Text passage START

The firmware on the drive controller board (the board on the drive
including both the digital and analog electronics) can do far better.
That's what SMART is for.

I had SpinRite absolutely fall on it's face when I tried recovering a
failed 200G drive for a photographer friend a few years back.  Its
struggles to recover and rewrite a bad spot on track 0 of that drive
resulted in the loss of roughly an entire cylinder.  The efforts it made
to "repair" that spot on track 0 seemed to have caused the physical
damage to be extended further along the track.  Given that a logical
cylinders don't really map 1:1 to physical cylinders any more, I'm sure
it was limited to the one physical head and SpinRite just managed to
finish the job taking out that entire physical track for me.  The drive
had failed, no question about it.  There were other bad spots elsewhere.
SpinRite would not have prevented this crash (I believe it had suffered
a "soft touch" head crash in a critical spot) and by using it before
trying to use dd-rescue, I made a bad situation worse.  Using dd-rescue
afterwards and a number of rather inventive techniques like varying
temperatures (I actually stuck the drive in a freezer several times) and
voltages, I managed to recover all but about 500KB of that drive and
every one of is critical photos.  I don't think SpinRite did any other
damage other than cyl 0 but I had been able to read most of cyl 0 before
trying to see if it could recover track 0 and after it tried for several
minutes and then aborted, I couldn't touch anything on that cylinder
again.  Fortunately, none of the critical data was on that cylinder.
Lesson learned.

> 3) Drive head / servo calibration.  I really wasn't aware of this one.
> But, based on what you said, I'll concede that this is probably not
> relevant to modern drives.

> I want to study the technical data you shared and hopefully generate
> an intelligent reply.  I will admit to being a fan of Mr. Gibson, but
> I don't think I'm a "fanboy".  I have benefitted greatly both from his
> security podcast and from the SpinRite product.  My pc is both more
> secure and more reliable based on my listening to the information he
> shares.  Having said that, I certainly don't want to be doing 36 hours
> of exhaustive diagnostics on my hard drives if it's not helpful.  I'm
> not totally convinced that that is the case however.

Anything he says regarding security should be taken as a guideline and
confirmed through other sources, not provided by him as references.  He
has given out some bad advice in the past.  He may make you think about
things which you should think about but verify what he says.  Don't just
take him (and don't take me for that matter) at his word as an
authoritative source to be trusted.  I expect people to verify what I
say and not take my word for it.

> I'll also ask myself if I'm being objective when I reply, and keep
> religion to a minimum.  My only goal is to facilitate maximum
> reliability of my machines, and those of other people whom I'm in
> contact with.

It's a good objective for everyone.  Absolutely.  That's also why I
prefixed my previous message the way I did.  I knew what I was stepping
into.

> I'll write some more later after I've studied your information a bit
> more.

> Sincerely,

> Ron
> 
> 
> --
> 
> Sent from my Android Acer A500 tablet with bluetooth keyboard and K-9 Mail.
> Please excuse my potential brevity.
> 
> (To whom it may concern.  My email address has changed.  Replying to former
> messages prior to 03/31/12 with my personal address will go to the wrong
> address.  Please send all personal correspondence to the new address.)
> 
> (PS - If you email me and don't get a quick response, you might want to
> call on the phone.  I get about 300 emails per day from alternate energy
> mailing lists and such.  I don't always see new email messages very quickly.)
> 
> Ron Frazier
> 770-205-9422 (O)   Leave a message.
> linuxdude AT techstarship.com

Regards,
Mike
-- 
Michael H. Warfield (AI4NB) | (770) 985-6132 |  mhw at WittsEnd.com
   /\/\|=mhw=|\/\/          | (678) 463-0932 |  http://www.wittsend.com/mhw/
   NIC whois: MHW9          | An optimist believes we live in the best of all
 PGP Key: 0x674627FF        | possible worlds.  A pessimist is sure of it!

Text passage END
Supplied entries START

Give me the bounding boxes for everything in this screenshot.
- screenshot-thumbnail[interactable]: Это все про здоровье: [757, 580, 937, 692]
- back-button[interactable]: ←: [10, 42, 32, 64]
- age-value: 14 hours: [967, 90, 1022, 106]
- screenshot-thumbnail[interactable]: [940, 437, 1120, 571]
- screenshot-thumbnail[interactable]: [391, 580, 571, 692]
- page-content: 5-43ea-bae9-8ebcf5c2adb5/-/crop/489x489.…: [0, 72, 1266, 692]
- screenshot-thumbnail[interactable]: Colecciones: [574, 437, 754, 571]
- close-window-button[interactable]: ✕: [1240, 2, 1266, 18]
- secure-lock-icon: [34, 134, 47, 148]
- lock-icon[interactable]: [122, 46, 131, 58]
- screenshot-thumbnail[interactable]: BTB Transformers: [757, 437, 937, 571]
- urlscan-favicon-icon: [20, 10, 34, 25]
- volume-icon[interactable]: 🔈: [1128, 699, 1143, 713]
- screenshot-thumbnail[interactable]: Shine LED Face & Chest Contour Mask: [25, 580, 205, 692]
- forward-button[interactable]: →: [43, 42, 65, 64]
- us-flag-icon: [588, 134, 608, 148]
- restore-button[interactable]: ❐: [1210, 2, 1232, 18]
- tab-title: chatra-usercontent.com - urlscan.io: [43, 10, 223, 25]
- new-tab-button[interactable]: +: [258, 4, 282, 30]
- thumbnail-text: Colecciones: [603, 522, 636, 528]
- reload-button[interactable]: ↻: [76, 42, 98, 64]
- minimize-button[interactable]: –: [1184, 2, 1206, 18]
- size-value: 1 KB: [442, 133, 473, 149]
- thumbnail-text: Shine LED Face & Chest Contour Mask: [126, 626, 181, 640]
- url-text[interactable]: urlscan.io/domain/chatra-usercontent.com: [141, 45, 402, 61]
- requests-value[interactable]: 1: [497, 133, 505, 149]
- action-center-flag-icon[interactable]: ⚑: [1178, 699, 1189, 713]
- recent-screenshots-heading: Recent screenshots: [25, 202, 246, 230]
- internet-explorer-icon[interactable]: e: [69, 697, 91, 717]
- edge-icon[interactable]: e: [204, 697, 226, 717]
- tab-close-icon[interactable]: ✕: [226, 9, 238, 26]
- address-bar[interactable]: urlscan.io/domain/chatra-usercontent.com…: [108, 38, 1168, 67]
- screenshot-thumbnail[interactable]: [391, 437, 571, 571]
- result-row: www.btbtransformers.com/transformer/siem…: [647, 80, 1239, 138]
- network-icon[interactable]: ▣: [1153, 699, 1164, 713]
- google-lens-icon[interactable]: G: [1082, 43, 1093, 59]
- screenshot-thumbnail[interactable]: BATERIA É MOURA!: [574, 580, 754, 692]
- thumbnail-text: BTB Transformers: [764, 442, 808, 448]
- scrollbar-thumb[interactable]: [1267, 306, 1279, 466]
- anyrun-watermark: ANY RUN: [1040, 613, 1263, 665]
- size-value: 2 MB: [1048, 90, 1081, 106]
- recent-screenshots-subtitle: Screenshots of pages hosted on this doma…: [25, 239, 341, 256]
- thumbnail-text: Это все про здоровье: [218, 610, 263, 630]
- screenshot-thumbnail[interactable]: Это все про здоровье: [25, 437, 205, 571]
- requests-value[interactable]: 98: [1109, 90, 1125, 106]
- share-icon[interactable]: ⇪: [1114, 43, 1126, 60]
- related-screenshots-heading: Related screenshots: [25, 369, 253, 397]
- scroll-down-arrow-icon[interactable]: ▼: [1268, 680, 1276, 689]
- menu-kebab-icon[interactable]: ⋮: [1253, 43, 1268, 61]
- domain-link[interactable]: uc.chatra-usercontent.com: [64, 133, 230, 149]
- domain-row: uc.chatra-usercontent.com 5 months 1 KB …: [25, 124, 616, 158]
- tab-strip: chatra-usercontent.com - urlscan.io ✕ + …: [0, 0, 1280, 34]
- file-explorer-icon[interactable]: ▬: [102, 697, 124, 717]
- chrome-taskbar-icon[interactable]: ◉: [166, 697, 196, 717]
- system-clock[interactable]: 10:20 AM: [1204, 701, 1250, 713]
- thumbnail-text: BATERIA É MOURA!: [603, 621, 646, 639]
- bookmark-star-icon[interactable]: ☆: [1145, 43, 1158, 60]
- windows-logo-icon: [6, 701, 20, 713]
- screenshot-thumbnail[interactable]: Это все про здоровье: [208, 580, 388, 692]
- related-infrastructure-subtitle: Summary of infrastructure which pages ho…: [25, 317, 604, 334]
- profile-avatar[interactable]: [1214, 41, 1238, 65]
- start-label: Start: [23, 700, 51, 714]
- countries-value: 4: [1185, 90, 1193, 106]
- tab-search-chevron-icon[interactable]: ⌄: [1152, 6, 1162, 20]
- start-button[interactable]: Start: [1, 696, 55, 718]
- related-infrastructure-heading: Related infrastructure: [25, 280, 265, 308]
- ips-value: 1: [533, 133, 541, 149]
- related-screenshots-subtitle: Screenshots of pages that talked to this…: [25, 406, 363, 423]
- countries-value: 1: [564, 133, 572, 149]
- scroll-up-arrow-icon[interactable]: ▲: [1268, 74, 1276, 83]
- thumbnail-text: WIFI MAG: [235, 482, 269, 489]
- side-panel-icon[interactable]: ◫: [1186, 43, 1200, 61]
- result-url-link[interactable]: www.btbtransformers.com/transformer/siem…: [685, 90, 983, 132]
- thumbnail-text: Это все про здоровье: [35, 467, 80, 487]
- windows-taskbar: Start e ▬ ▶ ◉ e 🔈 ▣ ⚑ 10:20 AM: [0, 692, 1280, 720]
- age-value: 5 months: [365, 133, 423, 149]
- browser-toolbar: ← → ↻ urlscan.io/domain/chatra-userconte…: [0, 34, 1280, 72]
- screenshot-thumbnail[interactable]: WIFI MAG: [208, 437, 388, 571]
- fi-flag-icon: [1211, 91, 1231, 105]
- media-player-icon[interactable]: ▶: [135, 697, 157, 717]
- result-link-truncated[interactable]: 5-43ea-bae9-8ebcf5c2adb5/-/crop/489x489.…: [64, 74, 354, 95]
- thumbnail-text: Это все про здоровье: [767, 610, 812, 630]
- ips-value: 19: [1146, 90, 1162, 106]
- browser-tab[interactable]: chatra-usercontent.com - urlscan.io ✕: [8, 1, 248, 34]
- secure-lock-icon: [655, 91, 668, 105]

Supplied entries END

- [What to produce]:
In the email about SpinRite, where did the writer repeatedly put the failed drive while trying to recover its data? The records aren't required for what comes next.

- [Final answer]:
In a freezer.